Direction:
Show all lines from the listing below that contain "Enter".

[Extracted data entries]

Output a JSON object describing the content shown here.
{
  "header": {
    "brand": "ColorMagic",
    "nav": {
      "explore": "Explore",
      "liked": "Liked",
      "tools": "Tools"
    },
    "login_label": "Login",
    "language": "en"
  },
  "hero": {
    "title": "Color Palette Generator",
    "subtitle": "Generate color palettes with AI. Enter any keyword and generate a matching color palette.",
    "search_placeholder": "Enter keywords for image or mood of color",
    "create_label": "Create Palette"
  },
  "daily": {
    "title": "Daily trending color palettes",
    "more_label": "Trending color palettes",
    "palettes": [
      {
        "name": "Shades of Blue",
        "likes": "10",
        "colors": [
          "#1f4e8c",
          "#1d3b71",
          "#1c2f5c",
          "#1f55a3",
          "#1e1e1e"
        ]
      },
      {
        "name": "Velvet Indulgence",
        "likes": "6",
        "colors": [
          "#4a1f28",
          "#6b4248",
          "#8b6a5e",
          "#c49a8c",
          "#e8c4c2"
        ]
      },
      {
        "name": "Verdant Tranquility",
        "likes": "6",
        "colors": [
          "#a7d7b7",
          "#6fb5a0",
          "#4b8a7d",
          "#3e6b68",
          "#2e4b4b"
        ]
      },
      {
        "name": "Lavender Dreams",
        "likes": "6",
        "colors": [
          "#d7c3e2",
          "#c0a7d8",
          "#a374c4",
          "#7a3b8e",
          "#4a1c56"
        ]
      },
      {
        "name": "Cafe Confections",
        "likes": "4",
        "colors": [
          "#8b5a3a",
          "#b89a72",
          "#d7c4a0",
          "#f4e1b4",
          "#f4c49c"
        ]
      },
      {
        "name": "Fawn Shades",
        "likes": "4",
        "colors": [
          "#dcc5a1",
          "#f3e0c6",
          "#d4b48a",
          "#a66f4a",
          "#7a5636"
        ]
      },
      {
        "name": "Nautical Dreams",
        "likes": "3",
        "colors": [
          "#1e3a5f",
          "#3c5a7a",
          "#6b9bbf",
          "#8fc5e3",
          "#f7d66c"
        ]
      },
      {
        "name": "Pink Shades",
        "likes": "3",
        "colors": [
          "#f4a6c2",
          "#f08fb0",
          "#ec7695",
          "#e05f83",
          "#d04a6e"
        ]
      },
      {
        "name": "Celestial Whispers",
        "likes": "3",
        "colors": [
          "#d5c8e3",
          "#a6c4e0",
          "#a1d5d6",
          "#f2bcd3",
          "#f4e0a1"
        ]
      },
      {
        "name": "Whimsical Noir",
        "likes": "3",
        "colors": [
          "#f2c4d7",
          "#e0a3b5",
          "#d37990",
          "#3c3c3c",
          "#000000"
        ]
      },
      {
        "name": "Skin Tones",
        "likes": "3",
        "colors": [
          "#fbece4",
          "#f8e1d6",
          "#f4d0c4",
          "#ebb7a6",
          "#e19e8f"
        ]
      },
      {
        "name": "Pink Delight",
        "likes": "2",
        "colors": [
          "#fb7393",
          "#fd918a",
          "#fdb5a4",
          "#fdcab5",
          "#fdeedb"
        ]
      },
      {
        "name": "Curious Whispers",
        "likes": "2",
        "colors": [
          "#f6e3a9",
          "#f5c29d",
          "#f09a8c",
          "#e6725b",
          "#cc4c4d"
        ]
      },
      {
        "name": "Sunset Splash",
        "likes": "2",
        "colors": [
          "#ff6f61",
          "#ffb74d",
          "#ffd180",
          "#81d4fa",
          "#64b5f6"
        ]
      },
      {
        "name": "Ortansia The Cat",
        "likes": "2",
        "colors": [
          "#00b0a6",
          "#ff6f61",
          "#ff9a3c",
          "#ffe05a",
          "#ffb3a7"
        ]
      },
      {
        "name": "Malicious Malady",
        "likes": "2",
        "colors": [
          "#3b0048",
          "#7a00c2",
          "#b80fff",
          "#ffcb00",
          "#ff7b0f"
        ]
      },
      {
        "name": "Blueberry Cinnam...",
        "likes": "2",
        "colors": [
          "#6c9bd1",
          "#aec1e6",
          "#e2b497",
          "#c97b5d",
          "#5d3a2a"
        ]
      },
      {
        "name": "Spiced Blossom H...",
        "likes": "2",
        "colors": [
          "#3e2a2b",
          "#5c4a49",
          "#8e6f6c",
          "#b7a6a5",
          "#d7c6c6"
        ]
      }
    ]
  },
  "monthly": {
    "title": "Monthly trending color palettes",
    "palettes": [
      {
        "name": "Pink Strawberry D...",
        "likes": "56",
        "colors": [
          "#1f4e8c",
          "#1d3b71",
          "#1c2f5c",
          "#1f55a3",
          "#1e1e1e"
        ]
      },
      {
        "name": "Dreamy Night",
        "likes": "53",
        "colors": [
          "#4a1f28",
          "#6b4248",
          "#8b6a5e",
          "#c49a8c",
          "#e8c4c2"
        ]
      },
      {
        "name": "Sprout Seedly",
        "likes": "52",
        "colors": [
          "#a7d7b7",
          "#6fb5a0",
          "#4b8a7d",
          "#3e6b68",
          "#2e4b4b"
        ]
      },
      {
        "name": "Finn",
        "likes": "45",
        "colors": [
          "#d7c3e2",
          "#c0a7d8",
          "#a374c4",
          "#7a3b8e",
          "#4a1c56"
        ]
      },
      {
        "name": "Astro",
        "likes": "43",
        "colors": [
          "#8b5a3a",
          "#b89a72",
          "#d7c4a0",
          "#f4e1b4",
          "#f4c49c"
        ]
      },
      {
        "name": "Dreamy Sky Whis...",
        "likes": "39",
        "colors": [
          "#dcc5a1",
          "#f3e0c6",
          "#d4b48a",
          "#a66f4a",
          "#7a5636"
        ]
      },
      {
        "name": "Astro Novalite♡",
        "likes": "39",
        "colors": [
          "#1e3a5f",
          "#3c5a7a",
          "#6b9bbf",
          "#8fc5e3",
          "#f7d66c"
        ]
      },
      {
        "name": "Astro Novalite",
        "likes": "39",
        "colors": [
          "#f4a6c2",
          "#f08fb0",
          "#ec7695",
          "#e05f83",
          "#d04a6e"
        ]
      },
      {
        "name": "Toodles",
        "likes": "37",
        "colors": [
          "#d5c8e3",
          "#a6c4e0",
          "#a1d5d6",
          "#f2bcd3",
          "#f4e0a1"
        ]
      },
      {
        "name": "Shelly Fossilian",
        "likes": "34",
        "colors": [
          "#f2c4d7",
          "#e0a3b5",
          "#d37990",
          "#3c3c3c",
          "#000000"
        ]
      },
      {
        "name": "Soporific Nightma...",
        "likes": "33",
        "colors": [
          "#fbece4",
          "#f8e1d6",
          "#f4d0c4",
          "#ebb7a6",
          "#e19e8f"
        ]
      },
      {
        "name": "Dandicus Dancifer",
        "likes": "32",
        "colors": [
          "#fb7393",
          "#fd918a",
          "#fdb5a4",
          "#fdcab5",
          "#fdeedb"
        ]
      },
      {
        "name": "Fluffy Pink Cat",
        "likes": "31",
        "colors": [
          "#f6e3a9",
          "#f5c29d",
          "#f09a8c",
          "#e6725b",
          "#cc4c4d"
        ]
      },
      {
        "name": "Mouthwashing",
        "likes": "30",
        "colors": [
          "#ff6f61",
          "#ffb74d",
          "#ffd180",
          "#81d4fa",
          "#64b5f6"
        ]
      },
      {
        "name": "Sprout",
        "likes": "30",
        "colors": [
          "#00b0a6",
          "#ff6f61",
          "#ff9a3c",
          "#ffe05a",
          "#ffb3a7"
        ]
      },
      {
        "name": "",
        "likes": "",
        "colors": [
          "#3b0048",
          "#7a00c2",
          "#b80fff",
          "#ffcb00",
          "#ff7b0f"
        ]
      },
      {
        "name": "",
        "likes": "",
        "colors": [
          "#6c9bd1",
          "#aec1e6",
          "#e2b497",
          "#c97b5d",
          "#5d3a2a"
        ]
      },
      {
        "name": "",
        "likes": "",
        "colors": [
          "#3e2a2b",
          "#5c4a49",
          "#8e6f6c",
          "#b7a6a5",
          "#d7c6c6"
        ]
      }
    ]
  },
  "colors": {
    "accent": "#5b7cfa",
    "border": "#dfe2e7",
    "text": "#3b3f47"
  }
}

Answer to this exercise:
    "subtitle": "Generate color palettes with AI. Enter any keyword and generate a matching color palette.",
    "search_placeholder": "Enter keywords for image or mood of color",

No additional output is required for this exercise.